#### Actividad:
Cambia "Tetrahymena" por "Paramecium" en el fragmento del texto sobre Elizabeth Blackburn que empieza con las palabras "A Blackburn siempre" y termina con "con cada división.", y escribe de nuevo ese fragmento con el cambio hecho.

Pero un equipo de investigadores de la Universidad de California en San Francisco (UCSF), dirigido por la bioquímica australiana Elizabeth Blackburn, ganadora de un Premio Nobel, está realizando estudios muy serios que indican que la meditación podría ralentizar el envejecimiento y alargar la vida.
A Blackburn siempre le ha fascinado cómo funciona la vida. Dice que se interesó en la bioquímica porque ofrece una comprensión completa y precisa, “en forma de conocimiento profundo de la subunidad más pequeña posible de un proceso”.
En los años 70, cuando trabajaba con el biólogo Joe Gall en la Universidad de Yale, Blackburn descubrió una estructura protectora de los cromosomas de un organismo unicelular de agua dulce llamado Tetrahymena. Esas estructuras, posteriormente llamadas telómeros, se encontraron también en las células humanas. Protegen los extremos de nuestros cromosomas cada vez que las células se dividen, pero se acortan un poco con cada división.
En los años 80, mientras realizaba una investigación con la estudiante de posgrado Carol Greider en la Universidad de California, en Berkeley, Blackburn descubrió la telomerasa, una enzima que protege y restaura los telómeros. Aun así, éstos se acortan con el paso del tiempo y, al llegar a cierto punto, las células empiezan a funcionar mal y pierden la capacidad de dividirse, fenómeno que hoy se considera clave en el proceso de envejecimiento. Por este hallazgo, a Blackburn se le concedió el Premio Nobel de Medicina en 2009.
En el año 2000 la científica recibió una visita que cambió el rumbo de sus investigaciones. Elissa Epel, estudiante posdoctoral del departamento de psiquiatría de la UCSF, le hizo una propuesta inesperada. “Me interesaba la idea de examinar el interior de las células a fin de medir el desgaste ocasionado por el estrés y la vida cotidiana”, recuerda Epel, actual directora del Centro de Envejecimiento, Metabolismo y Emociones de la UCSF. Tras leer los estudios de Blackburn sobre el envejecimiento, se preguntó si los telómeros podrían ser la pieza clave.

(Datos estructurados del análisis de páginas)
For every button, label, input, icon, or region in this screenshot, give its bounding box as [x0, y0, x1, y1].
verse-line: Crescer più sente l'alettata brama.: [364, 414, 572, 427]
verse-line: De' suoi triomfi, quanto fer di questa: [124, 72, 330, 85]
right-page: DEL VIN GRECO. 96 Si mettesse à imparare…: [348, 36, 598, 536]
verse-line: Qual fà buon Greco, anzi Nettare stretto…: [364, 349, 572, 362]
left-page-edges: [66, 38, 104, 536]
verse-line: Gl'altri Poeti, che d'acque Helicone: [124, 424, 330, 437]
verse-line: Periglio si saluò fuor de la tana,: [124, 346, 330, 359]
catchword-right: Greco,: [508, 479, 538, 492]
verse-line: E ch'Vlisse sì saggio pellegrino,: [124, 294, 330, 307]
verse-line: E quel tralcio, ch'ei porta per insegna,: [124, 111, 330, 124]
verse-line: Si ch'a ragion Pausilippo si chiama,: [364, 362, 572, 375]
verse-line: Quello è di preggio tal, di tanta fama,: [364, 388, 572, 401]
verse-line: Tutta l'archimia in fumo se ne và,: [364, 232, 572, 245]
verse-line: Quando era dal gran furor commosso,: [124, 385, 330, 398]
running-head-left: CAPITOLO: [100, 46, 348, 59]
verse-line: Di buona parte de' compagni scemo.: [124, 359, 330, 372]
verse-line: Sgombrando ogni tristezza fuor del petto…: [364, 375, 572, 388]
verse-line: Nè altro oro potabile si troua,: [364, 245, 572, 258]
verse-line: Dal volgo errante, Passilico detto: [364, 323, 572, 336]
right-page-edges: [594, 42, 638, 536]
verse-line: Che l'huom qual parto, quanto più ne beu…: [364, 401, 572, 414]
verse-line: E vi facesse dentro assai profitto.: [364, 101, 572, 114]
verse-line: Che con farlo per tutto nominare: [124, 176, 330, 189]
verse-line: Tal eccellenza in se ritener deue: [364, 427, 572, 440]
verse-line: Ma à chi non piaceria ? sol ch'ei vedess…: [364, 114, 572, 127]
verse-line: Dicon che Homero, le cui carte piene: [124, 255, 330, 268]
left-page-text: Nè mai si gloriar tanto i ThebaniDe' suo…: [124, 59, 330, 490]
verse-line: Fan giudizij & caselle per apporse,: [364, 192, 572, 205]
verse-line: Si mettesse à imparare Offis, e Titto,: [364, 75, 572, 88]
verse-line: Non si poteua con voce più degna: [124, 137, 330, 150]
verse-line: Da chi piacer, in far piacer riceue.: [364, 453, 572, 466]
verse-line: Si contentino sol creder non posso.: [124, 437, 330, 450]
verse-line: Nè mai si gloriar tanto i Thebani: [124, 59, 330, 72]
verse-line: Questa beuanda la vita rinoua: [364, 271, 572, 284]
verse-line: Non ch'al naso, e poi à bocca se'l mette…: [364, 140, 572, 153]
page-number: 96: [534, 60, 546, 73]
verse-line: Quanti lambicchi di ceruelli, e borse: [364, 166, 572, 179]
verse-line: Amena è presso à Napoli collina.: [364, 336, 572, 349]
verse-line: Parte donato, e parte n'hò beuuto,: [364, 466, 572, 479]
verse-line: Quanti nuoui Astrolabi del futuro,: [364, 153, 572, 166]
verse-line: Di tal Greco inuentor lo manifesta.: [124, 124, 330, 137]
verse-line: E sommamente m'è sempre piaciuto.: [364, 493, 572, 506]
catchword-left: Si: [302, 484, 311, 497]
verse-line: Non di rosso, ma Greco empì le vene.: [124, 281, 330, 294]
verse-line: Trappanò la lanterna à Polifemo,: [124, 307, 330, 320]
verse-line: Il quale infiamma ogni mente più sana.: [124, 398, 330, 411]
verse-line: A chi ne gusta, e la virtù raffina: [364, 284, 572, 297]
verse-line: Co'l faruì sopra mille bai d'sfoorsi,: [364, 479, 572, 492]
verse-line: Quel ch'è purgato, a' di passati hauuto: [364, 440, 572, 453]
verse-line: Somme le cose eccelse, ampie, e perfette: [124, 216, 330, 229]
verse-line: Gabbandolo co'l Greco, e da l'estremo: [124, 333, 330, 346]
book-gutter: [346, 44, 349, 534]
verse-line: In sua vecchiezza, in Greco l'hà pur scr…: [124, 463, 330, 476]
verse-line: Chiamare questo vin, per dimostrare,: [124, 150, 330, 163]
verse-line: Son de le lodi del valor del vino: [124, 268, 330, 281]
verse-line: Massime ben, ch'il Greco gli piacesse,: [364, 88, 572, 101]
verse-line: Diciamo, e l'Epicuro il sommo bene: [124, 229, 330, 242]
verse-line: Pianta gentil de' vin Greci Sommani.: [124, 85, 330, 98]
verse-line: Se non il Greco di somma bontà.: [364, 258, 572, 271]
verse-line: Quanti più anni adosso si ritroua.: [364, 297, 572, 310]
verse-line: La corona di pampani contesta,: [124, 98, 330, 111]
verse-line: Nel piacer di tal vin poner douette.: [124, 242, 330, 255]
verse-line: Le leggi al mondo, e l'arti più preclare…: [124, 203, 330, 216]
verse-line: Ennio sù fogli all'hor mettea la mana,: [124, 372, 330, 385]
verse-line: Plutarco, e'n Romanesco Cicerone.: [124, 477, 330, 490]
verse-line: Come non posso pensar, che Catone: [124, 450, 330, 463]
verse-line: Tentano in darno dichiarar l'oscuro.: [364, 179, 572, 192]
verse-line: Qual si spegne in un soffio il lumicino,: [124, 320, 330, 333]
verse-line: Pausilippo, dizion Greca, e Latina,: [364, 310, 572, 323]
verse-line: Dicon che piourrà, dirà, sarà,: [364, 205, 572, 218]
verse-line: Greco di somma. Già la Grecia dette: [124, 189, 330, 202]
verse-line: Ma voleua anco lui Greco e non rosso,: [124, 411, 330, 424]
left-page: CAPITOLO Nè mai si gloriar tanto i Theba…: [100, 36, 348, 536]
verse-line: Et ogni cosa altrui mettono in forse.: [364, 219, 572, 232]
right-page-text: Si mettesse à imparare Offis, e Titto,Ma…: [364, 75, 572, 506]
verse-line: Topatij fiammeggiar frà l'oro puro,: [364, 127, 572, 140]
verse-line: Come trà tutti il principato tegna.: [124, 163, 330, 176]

#### Respuesta del ejercicio:
A Blackburn siempre le ha fascinado cómo funciona la vida. Dice que se interesó en la bioquímica porque ofrece una comprensión completa y precisa, “en forma de conocimiento profundo de la subunidad más pequeña posible de un proceso”.
En los años 70, cuando trabajaba con el biólogo Joe Gall en la Universidad de Yale, Blackburn descubrió una estructura protectora de los cromosomas de un organismo unicelular de agua dulce llamado Paramecium. Esas estructuras, posteriormente llamadas telómeros, se encontraron también en las células humanas. Protegen los extremos de nuestros cromosomas cada vez que las células se dividen, pero se acortan un poco con cada división.